§ GOAL
Collect every line below that contains the word "Kongo".

§ Items from a figure collection
[START]

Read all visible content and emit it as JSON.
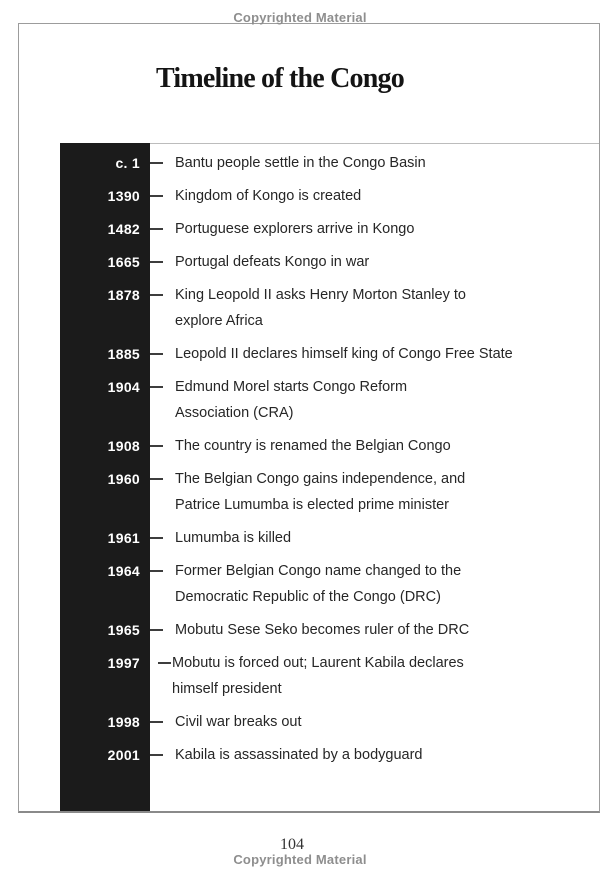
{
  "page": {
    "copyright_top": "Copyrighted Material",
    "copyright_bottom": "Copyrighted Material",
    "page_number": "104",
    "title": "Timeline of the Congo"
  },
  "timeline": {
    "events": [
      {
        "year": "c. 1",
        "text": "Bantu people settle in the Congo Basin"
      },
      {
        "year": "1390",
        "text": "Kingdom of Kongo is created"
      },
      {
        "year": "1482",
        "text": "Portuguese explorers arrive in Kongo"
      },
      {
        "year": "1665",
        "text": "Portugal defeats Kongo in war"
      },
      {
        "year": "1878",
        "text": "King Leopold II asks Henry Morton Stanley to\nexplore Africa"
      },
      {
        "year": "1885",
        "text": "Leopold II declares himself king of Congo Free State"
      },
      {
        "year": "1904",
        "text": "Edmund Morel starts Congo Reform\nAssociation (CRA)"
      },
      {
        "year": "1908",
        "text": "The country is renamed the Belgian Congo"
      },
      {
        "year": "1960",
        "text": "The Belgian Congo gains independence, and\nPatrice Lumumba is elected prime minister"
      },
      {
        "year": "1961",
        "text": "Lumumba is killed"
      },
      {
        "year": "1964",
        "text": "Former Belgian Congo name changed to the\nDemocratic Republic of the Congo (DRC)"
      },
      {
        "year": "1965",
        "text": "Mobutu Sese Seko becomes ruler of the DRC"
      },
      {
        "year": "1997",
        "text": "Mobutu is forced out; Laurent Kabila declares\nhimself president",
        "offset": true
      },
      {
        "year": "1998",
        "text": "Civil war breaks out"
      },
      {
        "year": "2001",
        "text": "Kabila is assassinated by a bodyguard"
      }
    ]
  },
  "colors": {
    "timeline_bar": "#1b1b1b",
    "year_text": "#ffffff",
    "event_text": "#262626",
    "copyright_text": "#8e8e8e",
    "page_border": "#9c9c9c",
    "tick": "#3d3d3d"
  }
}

[END]
[START]

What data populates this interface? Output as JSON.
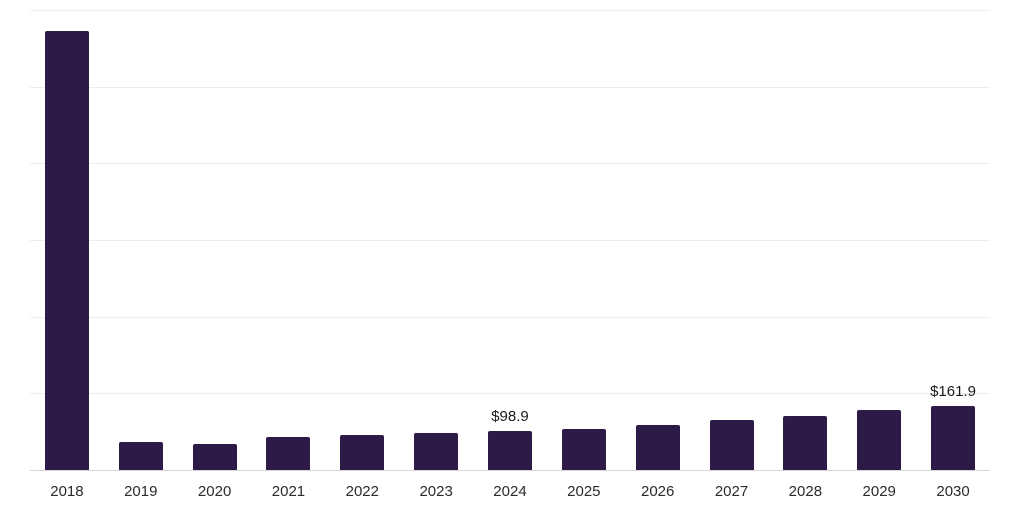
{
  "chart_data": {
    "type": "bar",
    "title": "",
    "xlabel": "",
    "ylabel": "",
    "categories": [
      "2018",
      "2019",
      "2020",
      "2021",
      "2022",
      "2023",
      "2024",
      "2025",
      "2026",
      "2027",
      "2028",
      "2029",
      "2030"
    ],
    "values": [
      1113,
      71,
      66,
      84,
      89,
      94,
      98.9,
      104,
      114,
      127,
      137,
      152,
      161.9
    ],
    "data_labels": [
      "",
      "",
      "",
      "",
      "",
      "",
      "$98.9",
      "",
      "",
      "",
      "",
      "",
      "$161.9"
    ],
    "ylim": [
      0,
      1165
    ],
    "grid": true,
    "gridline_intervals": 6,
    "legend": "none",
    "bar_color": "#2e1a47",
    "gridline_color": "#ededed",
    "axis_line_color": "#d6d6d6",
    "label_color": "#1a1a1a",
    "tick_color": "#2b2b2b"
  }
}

[END]

§ SOLVED EXERCISE
        "text": "Kingdom of Kongo is created"
        "text": "Portuguese explorers arrive in Kongo"
        "text": "Portugal defeats Kongo in war"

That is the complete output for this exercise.